→ **WHAT IS ASKED**: Go through the records and extract every line with the word "Dokumente".

Data items:
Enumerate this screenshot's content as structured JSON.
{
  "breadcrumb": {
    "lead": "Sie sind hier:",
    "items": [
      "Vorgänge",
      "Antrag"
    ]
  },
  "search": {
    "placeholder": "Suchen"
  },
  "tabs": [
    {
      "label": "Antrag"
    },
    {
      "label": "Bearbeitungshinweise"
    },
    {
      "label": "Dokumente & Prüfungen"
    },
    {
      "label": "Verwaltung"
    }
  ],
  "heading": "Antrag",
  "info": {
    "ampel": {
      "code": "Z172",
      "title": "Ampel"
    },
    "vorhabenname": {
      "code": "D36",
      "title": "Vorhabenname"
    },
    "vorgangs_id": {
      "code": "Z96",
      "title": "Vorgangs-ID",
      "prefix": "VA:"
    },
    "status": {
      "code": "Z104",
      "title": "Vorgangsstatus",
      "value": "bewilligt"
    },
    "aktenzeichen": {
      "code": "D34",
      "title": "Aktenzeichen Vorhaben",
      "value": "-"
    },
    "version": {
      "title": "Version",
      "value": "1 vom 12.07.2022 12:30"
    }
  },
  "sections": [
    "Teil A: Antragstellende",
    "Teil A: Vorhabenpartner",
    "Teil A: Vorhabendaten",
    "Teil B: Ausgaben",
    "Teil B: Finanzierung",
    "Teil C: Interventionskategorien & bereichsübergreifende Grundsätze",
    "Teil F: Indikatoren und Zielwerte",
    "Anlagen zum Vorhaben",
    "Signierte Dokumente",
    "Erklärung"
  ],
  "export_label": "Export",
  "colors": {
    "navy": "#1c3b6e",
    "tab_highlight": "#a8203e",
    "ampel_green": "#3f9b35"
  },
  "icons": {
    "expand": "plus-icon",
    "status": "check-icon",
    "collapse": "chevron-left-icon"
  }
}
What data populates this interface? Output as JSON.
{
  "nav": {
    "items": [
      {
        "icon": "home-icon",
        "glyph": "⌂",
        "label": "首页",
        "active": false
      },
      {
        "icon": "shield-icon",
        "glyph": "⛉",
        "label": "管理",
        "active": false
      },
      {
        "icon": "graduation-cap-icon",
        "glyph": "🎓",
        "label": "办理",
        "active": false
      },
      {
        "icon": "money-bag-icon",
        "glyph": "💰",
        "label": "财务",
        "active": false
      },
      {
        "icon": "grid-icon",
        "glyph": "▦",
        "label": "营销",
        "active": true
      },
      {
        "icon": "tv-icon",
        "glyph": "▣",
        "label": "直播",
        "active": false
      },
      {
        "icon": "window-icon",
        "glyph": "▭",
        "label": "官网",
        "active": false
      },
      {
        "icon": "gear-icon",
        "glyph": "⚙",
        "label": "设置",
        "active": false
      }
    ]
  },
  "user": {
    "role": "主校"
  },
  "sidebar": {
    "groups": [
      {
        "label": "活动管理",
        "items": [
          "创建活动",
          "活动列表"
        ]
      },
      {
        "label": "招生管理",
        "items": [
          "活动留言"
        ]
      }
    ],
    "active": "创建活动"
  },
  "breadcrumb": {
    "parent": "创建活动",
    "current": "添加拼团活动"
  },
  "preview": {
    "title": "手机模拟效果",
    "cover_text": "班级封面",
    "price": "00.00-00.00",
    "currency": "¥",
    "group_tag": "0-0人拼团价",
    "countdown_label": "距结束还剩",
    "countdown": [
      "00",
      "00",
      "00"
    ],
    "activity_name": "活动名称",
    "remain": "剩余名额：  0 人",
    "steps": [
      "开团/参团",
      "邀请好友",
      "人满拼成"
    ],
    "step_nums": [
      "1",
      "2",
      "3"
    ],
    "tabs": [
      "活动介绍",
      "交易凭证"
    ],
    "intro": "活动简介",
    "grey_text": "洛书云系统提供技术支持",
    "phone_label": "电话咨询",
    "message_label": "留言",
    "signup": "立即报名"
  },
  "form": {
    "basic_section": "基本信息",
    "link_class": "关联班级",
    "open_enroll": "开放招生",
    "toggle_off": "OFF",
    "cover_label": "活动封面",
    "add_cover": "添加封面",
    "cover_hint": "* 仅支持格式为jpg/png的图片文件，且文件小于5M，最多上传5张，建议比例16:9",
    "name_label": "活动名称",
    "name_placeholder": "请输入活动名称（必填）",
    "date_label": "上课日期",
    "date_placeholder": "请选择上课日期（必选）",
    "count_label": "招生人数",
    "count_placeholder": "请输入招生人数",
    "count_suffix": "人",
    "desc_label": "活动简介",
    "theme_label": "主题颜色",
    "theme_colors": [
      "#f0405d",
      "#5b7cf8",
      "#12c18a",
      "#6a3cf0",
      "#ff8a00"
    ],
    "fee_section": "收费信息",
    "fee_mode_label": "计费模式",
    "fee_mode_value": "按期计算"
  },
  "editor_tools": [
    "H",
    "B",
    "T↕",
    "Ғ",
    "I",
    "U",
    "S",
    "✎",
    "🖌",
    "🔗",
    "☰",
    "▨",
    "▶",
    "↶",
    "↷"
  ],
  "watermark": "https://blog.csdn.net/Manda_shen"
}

→ **OUTPUT**:
      "label": "Dokumente & Prüfungen"
    "Signierte Dokumente",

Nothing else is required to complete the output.